**Instruction:**
Without the pictures, write out all the lines below exactly as they appear.

**Stored data:**
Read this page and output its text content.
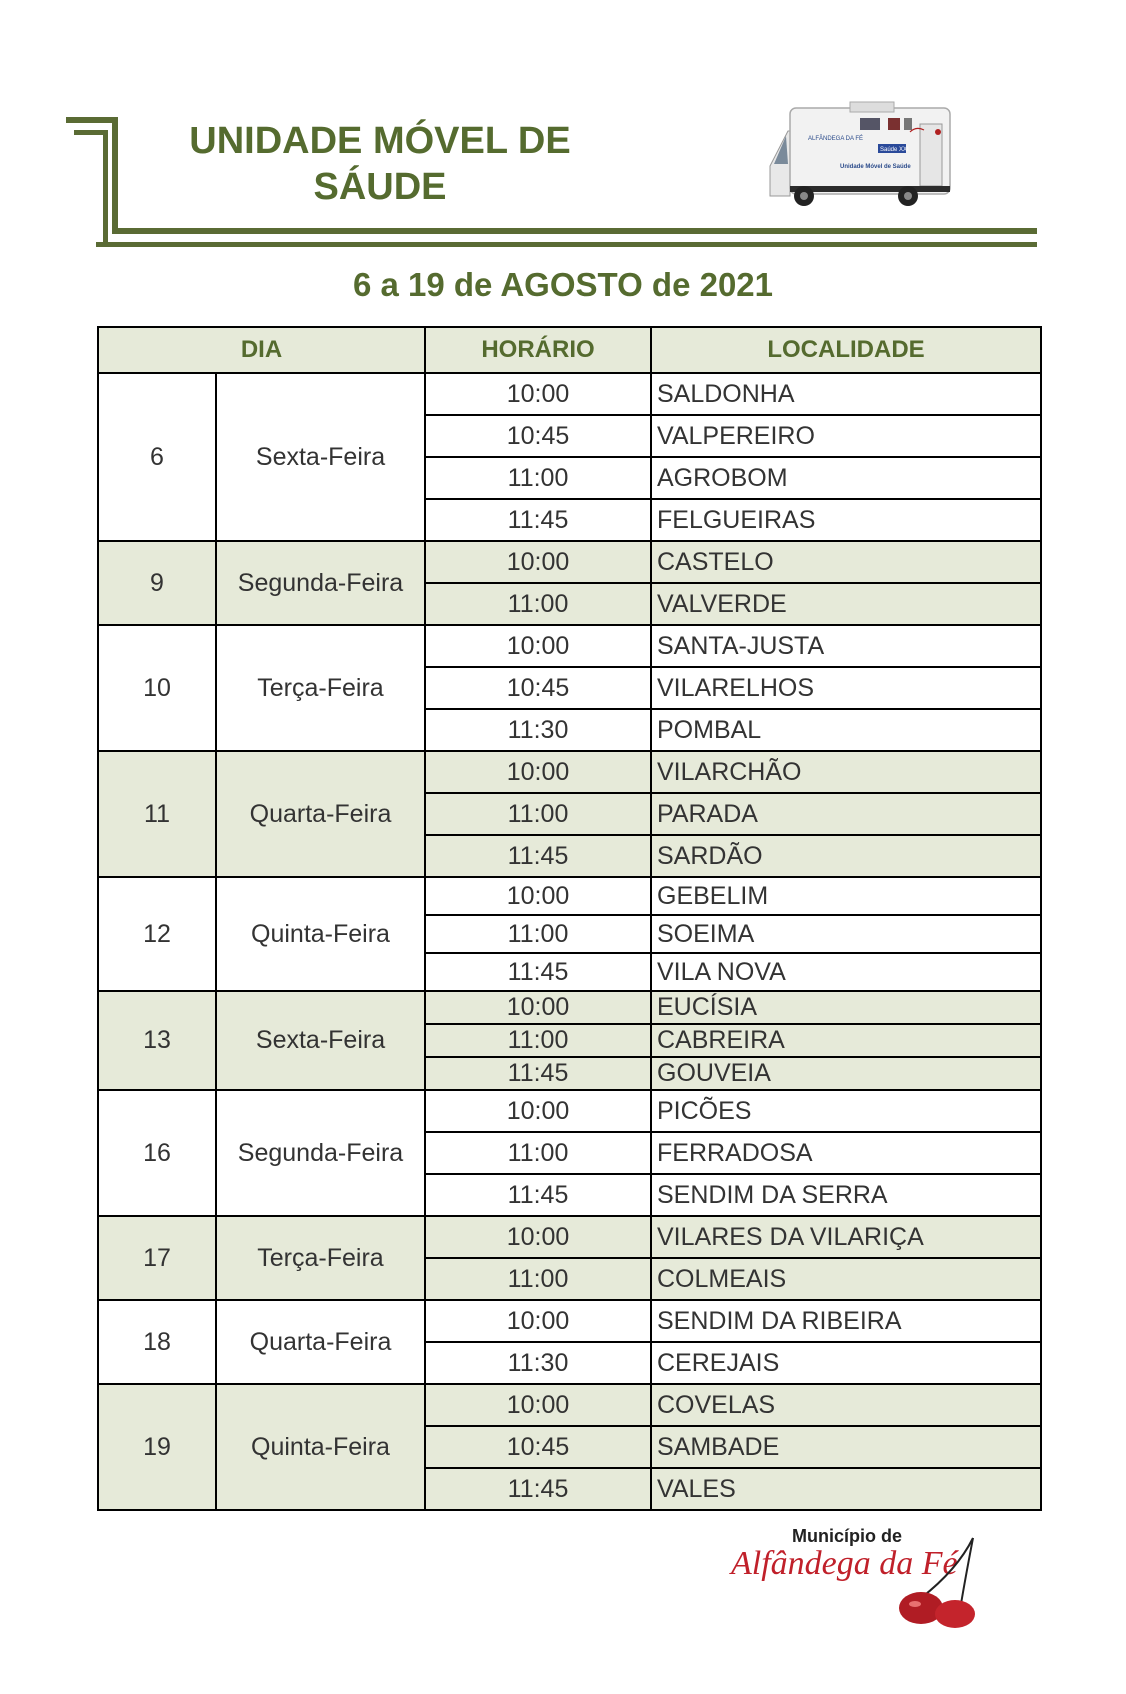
UNIDADE MÓVEL DE
SÁUDE
ALFÂNDEGA DA FÉ
Saúde XXI
Unidade Móvel de Saúde
6 a 19 de AGOSTO de 2021
DIA		HORÁRIO	LOCALIDADE
6	Sexta-Feira	10:00	SALDONHA
		10:45	VALPEREIRO
		11:00	AGROBOM
		11:45	FELGUEIRAS
9	Segunda-Feira	10:00	CASTELO
		11:00	VALVERDE
10	Terça-Feira	10:00	SANTA-JUSTA
		10:45	VILARELHOS
		11:30	POMBAL
11	Quarta-Feira	10:00	VILARCHÃO
		11:00	PARADA
		11:45	SARDÃO
12	Quinta-Feira	10:00	GEBELIM
		11:00	SOEIMA
		11:45	VILA NOVA
13	Sexta-Feira	10:00	EUCÍSIA
		11:00	CABREIRA
		11:45	GOUVEIA
16	Segunda-Feira	10:00	PICÕES
		11:00	FERRADOSA
		11:45	SENDIM DA SERRA
17	Terça-Feira	10:00	VILARES DA VILARIÇA
		11:00	COLMEAIS
18	Quarta-Feira	10:00	SENDIM DA RIBEIRA
		11:30	CEREJAIS
19	Quinta-Feira	10:00	COVELAS
		10:45	SAMBADE
		11:45	VALES
Município de
Alfândega da Fé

**Response:**
Read this page and output its text content.
UNIDADE MÓVEL DE
SÁUDE
ALFÂNDEGA DA FÉ
Saúde XXI
Unidade Móvel de Saúde
6 a 19 de AGOSTO de 2021
DIA		HORÁRIO	LOCALIDADE
6	Sexta-Feira	10:00	SALDONHA
		10:45	VALPEREIRO
		11:00	AGROBOM
		11:45	FELGUEIRAS
9	Segunda-Feira	10:00	CASTELO
		11:00	VALVERDE
10	Terça-Feira	10:00	SANTA-JUSTA
		10:45	VILARELHOS
		11:30	POMBAL
11	Quarta-Feira	10:00	VILARCHÃO
		11:00	PARADA
		11:45	SARDÃO
12	Quinta-Feira	10:00	GEBELIM
		11:00	SOEIMA
		11:45	VILA NOVA
13	Sexta-Feira	10:00	EUCÍSIA
		11:00	CABREIRA
		11:45	GOUVEIA
16	Segunda-Feira	10:00	PICÕES
		11:00	FERRADOSA
		11:45	SENDIM DA SERRA
17	Terça-Feira	10:00	VILARES DA VILARIÇA
		11:00	COLMEAIS
18	Quarta-Feira	10:00	SENDIM DA RIBEIRA
		11:30	CEREJAIS
19	Quinta-Feira	10:00	COVELAS
		10:45	SAMBADE
		11:45	VALES
Município de
Alfândega da Fé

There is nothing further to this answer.